**TASK DETAILS**. The records below must be written out exactly, with every picture left behind.

**MATERIAL PROVIDED**.
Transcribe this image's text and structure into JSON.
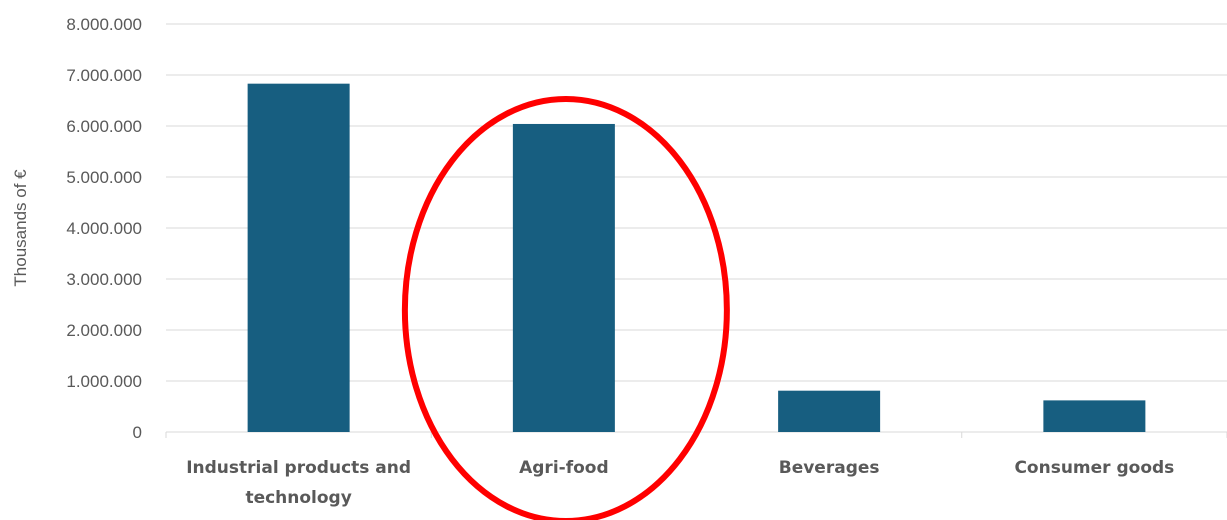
{
  "chart_data": {
    "type": "bar",
    "categories": [
      [
        "Industrial products and",
        "technology"
      ],
      [
        "Agri-food"
      ],
      [
        "Beverages"
      ],
      [
        "Consumer goods"
      ]
    ],
    "values": [
      6830000,
      6040000,
      810000,
      620000
    ],
    "ylabel": "Thousands of €",
    "ylim": [
      0,
      8000000
    ],
    "yticks": [
      "0",
      "1.000.000",
      "2.000.000",
      "3.000.000",
      "4.000.000",
      "5.000.000",
      "6.000.000",
      "7.000.000",
      "8.000.000"
    ],
    "grid": true,
    "legend": "none",
    "highlight": {
      "shape": "ellipse",
      "category_index": 1
    }
  },
  "colors": {
    "bar": "#175E80",
    "highlight": "#FF0000",
    "grid": "#D9D9D9",
    "text": "#595959"
  }
}
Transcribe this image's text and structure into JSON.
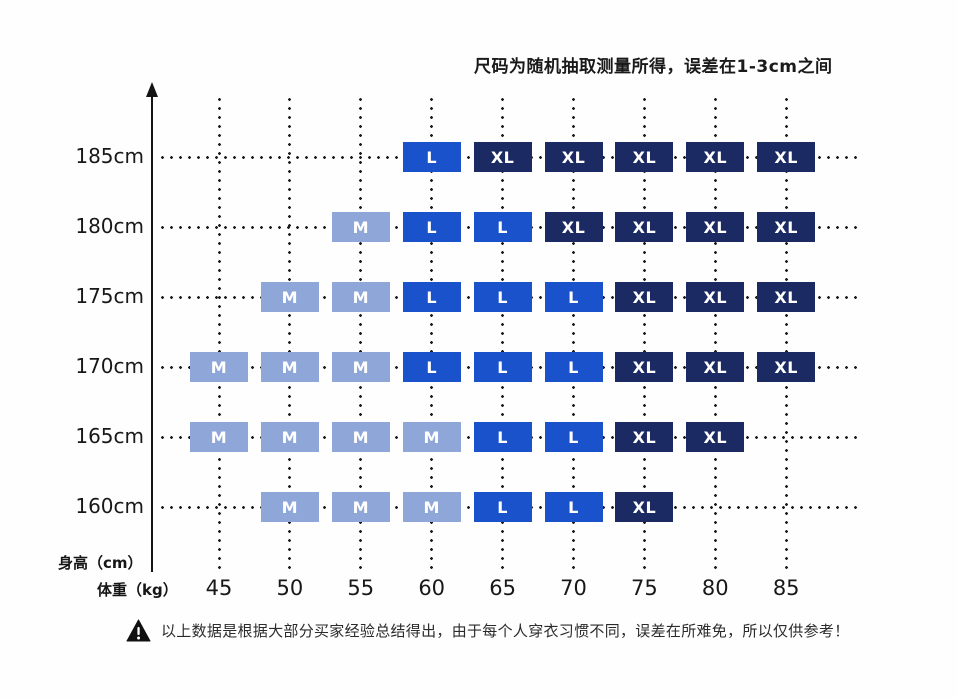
{
  "title": "尺码为随机抽取测量所得，误差在1-3cm之间",
  "footer": {
    "note": "以上数据是根据大部分买家经验总结得出，由于每个人穿衣习惯不同，误差在所难免，所以仅供参考！"
  },
  "chart_data": {
    "type": "heatmap",
    "title": "尺码为随机抽取测量所得，误差在1-3cm之间",
    "ylabel": "身高（cm）",
    "xlabel": "体重（kg）",
    "row_labels": [
      "185cm",
      "180cm",
      "175cm",
      "170cm",
      "165cm",
      "160cm"
    ],
    "col_labels": [
      "45",
      "50",
      "55",
      "60",
      "65",
      "70",
      "75",
      "80",
      "85"
    ],
    "matrix": [
      [
        null,
        null,
        null,
        "L",
        "XL",
        "XL",
        "XL",
        "XL",
        "XL"
      ],
      [
        null,
        null,
        "M",
        "L",
        "L",
        "XL",
        "XL",
        "XL",
        "XL"
      ],
      [
        null,
        "M",
        "M",
        "L",
        "L",
        "L",
        "XL",
        "XL",
        "XL"
      ],
      [
        "M",
        "M",
        "M",
        "L",
        "L",
        "L",
        "XL",
        "XL",
        "XL"
      ],
      [
        "M",
        "M",
        "M",
        "M",
        "L",
        "L",
        "XL",
        "XL",
        null
      ],
      [
        null,
        "M",
        "M",
        "M",
        "L",
        "L",
        "XL",
        null,
        null
      ]
    ],
    "size_colors": {
      "M": "#8ea6d8",
      "L": "#1a52cc",
      "XL": "#1b2a63"
    },
    "grid": "dotted",
    "legend_position": "none"
  }
}
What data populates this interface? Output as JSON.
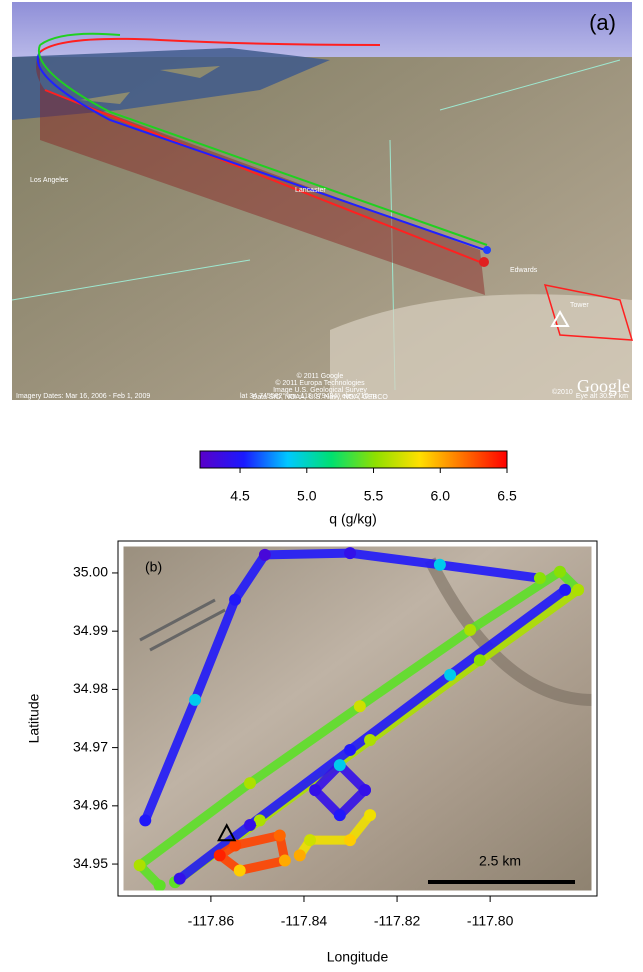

**ANSWER TO THE EXERCISE**.
Transcribe this image's text and structure into JSON.
{
  "chart_data": {
    "type": "bar",
    "categories": [
      [
        "Industrial products and",
        "technology"
      ],
      [
        "Agri-food"
      ],
      [
        "Beverages"
      ],
      [
        "Consumer goods"
      ]
    ],
    "values": [
      6830000,
      6040000,
      810000,
      620000
    ],
    "ylabel": "Thousands of €",
    "ylim": [
      0,
      8000000
    ],
    "yticks": [
      "0",
      "1.000.000",
      "2.000.000",
      "3.000.000",
      "4.000.000",
      "5.000.000",
      "6.000.000",
      "7.000.000",
      "8.000.000"
    ],
    "grid": true,
    "legend": "none",
    "highlight": {
      "shape": "ellipse",
      "category_index": 1
    }
  },
  "colors": {
    "bar": "#175E80",
    "highlight": "#FF0000",
    "grid": "#D9D9D9",
    "text": "#595959"
  }
}
Transcribe this image's text and structure into JSON.
{
  "title": "尺码为随机抽取测量所得，误差在1-3cm之间",
  "footer": {
    "note": "以上数据是根据大部分买家经验总结得出，由于每个人穿衣习惯不同，误差在所难免，所以仅供参考！"
  },
  "chart_data": {
    "type": "heatmap",
    "title": "尺码为随机抽取测量所得，误差在1-3cm之间",
    "ylabel": "身高（cm）",
    "xlabel": "体重（kg）",
    "row_labels": [
      "185cm",
      "180cm",
      "175cm",
      "170cm",
      "165cm",
      "160cm"
    ],
    "col_labels": [
      "45",
      "50",
      "55",
      "60",
      "65",
      "70",
      "75",
      "80",
      "85"
    ],
    "matrix": [
      [
        null,
        null,
        null,
        "L",
        "XL",
        "XL",
        "XL",
        "XL",
        "XL"
      ],
      [
        null,
        null,
        "M",
        "L",
        "L",
        "XL",
        "XL",
        "XL",
        "XL"
      ],
      [
        null,
        "M",
        "M",
        "L",
        "L",
        "L",
        "XL",
        "XL",
        "XL"
      ],
      [
        "M",
        "M",
        "M",
        "L",
        "L",
        "L",
        "XL",
        "XL",
        "XL"
      ],
      [
        "M",
        "M",
        "M",
        "M",
        "L",
        "L",
        "XL",
        "XL",
        null
      ],
      [
        null,
        "M",
        "M",
        "M",
        "L",
        "L",
        "XL",
        null,
        null
      ]
    ],
    "size_colors": {
      "M": "#8ea6d8",
      "L": "#1a52cc",
      "XL": "#1b2a63"
    },
    "grid": "dotted",
    "legend_position": "none"
  }
}
What data populates this interface? Output as JSON.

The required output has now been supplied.